# [THE PROBLEM]
Please reproduce every record, keeping each one exactly as written.

# [DATASET EXCERPTS]
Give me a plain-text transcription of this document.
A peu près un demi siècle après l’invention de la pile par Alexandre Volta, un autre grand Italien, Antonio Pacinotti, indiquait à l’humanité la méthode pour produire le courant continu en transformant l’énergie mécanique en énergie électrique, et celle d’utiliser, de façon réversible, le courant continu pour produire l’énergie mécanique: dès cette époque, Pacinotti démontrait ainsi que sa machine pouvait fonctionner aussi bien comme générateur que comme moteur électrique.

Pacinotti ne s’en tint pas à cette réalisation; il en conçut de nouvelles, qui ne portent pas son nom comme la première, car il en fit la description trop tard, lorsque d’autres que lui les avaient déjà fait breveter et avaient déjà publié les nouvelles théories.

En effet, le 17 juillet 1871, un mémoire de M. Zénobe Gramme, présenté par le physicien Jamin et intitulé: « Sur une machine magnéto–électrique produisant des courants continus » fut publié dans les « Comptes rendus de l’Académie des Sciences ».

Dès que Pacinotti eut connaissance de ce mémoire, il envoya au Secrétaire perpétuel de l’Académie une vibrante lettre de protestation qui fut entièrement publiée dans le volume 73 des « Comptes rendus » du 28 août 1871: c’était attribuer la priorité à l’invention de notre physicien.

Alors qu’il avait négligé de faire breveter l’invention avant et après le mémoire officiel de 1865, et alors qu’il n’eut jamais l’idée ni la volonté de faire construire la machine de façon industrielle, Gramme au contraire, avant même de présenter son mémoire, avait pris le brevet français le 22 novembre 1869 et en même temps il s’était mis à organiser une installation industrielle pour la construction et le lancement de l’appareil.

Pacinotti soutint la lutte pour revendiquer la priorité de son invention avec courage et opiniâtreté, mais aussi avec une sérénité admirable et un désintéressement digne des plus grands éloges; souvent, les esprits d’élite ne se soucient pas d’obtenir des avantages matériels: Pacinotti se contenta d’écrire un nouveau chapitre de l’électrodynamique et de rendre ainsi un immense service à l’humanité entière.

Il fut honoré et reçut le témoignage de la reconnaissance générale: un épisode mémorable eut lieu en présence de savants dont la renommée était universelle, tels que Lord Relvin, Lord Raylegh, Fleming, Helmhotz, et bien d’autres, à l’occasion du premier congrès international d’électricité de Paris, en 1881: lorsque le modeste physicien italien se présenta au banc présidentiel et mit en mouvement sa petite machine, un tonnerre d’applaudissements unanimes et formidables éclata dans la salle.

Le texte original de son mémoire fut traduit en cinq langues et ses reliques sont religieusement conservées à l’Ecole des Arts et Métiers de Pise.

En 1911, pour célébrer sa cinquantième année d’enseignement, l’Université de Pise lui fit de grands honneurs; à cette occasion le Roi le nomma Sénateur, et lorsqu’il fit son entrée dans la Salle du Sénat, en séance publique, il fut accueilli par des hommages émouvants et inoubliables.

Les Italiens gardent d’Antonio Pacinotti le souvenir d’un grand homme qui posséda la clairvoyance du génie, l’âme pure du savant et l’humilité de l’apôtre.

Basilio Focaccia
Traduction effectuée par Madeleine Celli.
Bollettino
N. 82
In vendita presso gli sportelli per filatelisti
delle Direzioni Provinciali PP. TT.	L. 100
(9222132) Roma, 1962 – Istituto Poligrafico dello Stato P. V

# [SOLUTION TO THE PROBLEM]
Give me a plain-text transcription of this document.
A peu près un demi siècle après l’invention de la pile par Alexandre Volta, un autre grand Italien, Antonio Pacinotti, indiquait à l’humanité la méthode pour produire le courant continu en transformant l’énergie mécanique en énergie électrique, et celle d’utiliser, de façon réversible, le courant continu pour produire l’énergie mécanique: dès cette époque, Pacinotti démontrait ainsi que sa machine pouvait fonctionner aussi bien comme générateur que comme moteur électrique.

Pacinotti ne s’en tint pas à cette réalisation; il en conçut de nouvelles, qui ne portent pas son nom comme la première, car il en fit la description trop tard, lorsque d’autres que lui les avaient déjà fait breveter et avaient déjà publié les nouvelles théories.

En effet, le 17 juillet 1871, un mémoire de M. Zénobe Gramme, présenté par le physicien Jamin et intitulé: « Sur une machine magnéto–électrique produisant des courants continus » fut publié dans les « Comptes rendus de l’Académie des Sciences ».

Dès que Pacinotti eut connaissance de ce mémoire, il envoya au Secrétaire perpétuel de l’Académie une vibrante lettre de protestation qui fut entièrement publiée dans le volume 73 des « Comptes rendus » du 28 août 1871: c’était attribuer la priorité à l’invention de notre physicien.

Alors qu’il avait négligé de faire breveter l’invention avant et après le mémoire officiel de 1865, et alors qu’il n’eut jamais l’idée ni la volonté de faire construire la machine de façon industrielle, Gramme au contraire, avant même de présenter son mémoire, avait pris le brevet français le 22 novembre 1869 et en même temps il s’était mis à organiser une installation industrielle pour la construction et le lancement de l’appareil.

Pacinotti soutint la lutte pour revendiquer la priorité de son invention avec courage et opiniâtreté, mais aussi avec une sérénité admirable et un désintéressement digne des plus grands éloges; souvent, les esprits d’élite ne se soucient pas d’obtenir des avantages matériels: Pacinotti se contenta d’écrire un nouveau chapitre de l’électrodynamique et de rendre ainsi un immense service à l’humanité entière.

Il fut honoré et reçut le témoignage de la reconnaissance générale: un épisode mémorable eut lieu en présence de savants dont la renommée était universelle, tels que Lord Relvin, Lord Raylegh, Fleming, Helmhotz, et bien d’autres, à l’occasion du premier congrès international d’électricité de Paris, en 1881: lorsque le modeste physicien italien se présenta au banc présidentiel et mit en mouvement sa petite machine, un tonnerre d’applaudissements unanimes et formidables éclata dans la salle.

Le texte original de son mémoire fut traduit en cinq langues et ses reliques sont religieusement conservées à l’Ecole des Arts et Métiers de Pise.

En 1911, pour célébrer sa cinquantième année d’enseignement, l’Université de Pise lui fit de grands honneurs; à cette occasion le Roi le nomma Sénateur, et lorsqu’il fit son entrée dans la Salle du Sénat, en séance publique, il fut accueilli par des hommages émouvants et inoubliables.

Les Italiens gardent d’Antonio Pacinotti le souvenir d’un grand homme qui posséda la clairvoyance du génie, l’âme pure du savant et l’humilité de l’apôtre.

Basilio Focaccia
Traduction effectuée par Madeleine Celli.
Bollettino
N. 82
In vendita presso gli sportelli per filatelisti
delle Direzioni Provinciali PP. TT.	L. 100
(9222132) Roma, 1962 – Istituto Poligrafico dello Stato P. V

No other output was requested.